_Stored records_.

────────────────────────────────────────

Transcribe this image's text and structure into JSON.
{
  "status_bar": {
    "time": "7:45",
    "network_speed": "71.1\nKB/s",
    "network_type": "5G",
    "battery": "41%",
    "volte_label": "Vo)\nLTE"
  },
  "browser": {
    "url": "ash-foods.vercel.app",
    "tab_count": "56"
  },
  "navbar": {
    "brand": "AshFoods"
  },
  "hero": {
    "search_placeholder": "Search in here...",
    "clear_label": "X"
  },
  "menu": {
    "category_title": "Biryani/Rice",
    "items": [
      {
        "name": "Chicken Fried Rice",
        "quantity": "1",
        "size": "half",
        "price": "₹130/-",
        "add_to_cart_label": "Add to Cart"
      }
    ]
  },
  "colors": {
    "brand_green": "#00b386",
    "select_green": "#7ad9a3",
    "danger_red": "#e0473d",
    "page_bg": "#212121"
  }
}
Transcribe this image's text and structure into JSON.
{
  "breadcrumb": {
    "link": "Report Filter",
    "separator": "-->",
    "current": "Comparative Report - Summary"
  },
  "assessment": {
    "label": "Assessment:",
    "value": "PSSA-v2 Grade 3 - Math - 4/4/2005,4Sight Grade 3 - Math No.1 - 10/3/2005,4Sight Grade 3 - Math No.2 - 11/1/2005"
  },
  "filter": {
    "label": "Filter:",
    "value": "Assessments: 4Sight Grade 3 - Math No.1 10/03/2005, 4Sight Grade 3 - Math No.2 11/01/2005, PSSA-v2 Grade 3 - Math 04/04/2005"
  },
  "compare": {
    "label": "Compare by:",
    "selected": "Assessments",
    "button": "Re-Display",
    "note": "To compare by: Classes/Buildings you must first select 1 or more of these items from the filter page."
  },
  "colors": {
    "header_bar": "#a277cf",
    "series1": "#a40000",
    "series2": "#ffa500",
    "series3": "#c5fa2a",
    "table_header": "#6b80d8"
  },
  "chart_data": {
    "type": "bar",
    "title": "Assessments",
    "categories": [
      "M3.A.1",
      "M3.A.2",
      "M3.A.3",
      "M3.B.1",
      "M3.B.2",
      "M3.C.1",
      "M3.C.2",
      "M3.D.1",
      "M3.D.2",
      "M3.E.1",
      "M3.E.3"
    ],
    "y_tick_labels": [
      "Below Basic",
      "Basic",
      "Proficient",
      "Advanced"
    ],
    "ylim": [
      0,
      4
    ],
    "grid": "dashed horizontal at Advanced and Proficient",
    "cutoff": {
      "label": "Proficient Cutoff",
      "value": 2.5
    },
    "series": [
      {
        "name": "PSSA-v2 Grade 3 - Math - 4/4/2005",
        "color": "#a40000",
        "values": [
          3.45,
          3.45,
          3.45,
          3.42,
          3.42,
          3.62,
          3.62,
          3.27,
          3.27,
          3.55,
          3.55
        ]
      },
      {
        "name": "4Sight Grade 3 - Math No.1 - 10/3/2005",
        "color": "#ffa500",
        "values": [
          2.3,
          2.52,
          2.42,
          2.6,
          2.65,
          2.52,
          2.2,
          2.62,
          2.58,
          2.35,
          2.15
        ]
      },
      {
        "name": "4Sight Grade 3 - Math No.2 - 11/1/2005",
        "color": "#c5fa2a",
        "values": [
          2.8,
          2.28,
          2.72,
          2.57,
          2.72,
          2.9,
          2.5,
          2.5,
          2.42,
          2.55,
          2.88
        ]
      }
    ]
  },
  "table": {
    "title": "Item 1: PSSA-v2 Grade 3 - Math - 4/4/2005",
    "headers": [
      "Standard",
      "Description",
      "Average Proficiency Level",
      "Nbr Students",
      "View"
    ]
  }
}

────────────────────────────────────────

_Set problem_.
Emit the records above again, exactly, with no line skipped.

_Exercise answer_.
Transcribe this image's text and structure into JSON.
{
  "status_bar": {
    "time": "7:45",
    "network_speed": "71.1\nKB/s",
    "network_type": "5G",
    "battery": "41%",
    "volte_label": "Vo)\nLTE"
  },
  "browser": {
    "url": "ash-foods.vercel.app",
    "tab_count": "56"
  },
  "navbar": {
    "brand": "AshFoods"
  },
  "hero": {
    "search_placeholder": "Search in here...",
    "clear_label": "X"
  },
  "menu": {
    "category_title": "Biryani/Rice",
    "items": [
      {
        "name": "Chicken Fried Rice",
        "quantity": "1",
        "size": "half",
        "price": "₹130/-",
        "add_to_cart_label": "Add to Cart"
      }
    ]
  },
  "colors": {
    "brand_green": "#00b386",
    "select_green": "#7ad9a3",
    "danger_red": "#e0473d",
    "page_bg": "#212121"
  }
}
Transcribe this image's text and structure into JSON.
{
  "breadcrumb": {
    "link": "Report Filter",
    "separator": "-->",
    "current": "Comparative Report - Summary"
  },
  "assessment": {
    "label": "Assessment:",
    "value": "PSSA-v2 Grade 3 - Math - 4/4/2005,4Sight Grade 3 - Math No.1 - 10/3/2005,4Sight Grade 3 - Math No.2 - 11/1/2005"
  },
  "filter": {
    "label": "Filter:",
    "value": "Assessments: 4Sight Grade 3 - Math No.1 10/03/2005, 4Sight Grade 3 - Math No.2 11/01/2005, PSSA-v2 Grade 3 - Math 04/04/2005"
  },
  "compare": {
    "label": "Compare by:",
    "selected": "Assessments",
    "button": "Re-Display",
    "note": "To compare by: Classes/Buildings you must first select 1 or more of these items from the filter page."
  },
  "colors": {
    "header_bar": "#a277cf",
    "series1": "#a40000",
    "series2": "#ffa500",
    "series3": "#c5fa2a",
    "table_header": "#6b80d8"
  },
  "chart_data": {
    "type": "bar",
    "title": "Assessments",
    "categories": [
      "M3.A.1",
      "M3.A.2",
      "M3.A.3",
      "M3.B.1",
      "M3.B.2",
      "M3.C.1",
      "M3.C.2",
      "M3.D.1",
      "M3.D.2",
      "M3.E.1",
      "M3.E.3"
    ],
    "y_tick_labels": [
      "Below Basic",
      "Basic",
      "Proficient",
      "Advanced"
    ],
    "ylim": [
      0,
      4
    ],
    "grid": "dashed horizontal at Advanced and Proficient",
    "cutoff": {
      "label": "Proficient Cutoff",
      "value": 2.5
    },
    "series": [
      {
        "name": "PSSA-v2 Grade 3 - Math - 4/4/2005",
        "color": "#a40000",
        "values": [
          3.45,
          3.45,
          3.45,
          3.42,
          3.42,
          3.62,
          3.62,
          3.27,
          3.27,
          3.55,
          3.55
        ]
      },
      {
        "name": "4Sight Grade 3 - Math No.1 - 10/3/2005",
        "color": "#ffa500",
        "values": [
          2.3,
          2.52,
          2.42,
          2.6,
          2.65,
          2.52,
          2.2,
          2.62,
          2.58,
          2.35,
          2.15
        ]
      },
      {
        "name": "4Sight Grade 3 - Math No.2 - 11/1/2005",
        "color": "#c5fa2a",
        "values": [
          2.8,
          2.28,
          2.72,
          2.57,
          2.72,
          2.9,
          2.5,
          2.5,
          2.42,
          2.55,
          2.88
        ]
      }
    ]
  },
  "table": {
    "title": "Item 1: PSSA-v2 Grade 3 - Math - 4/4/2005",
    "headers": [
      "Standard",
      "Description",
      "Average Proficiency Level",
      "Nbr Students",
      "View"
    ]
  }
}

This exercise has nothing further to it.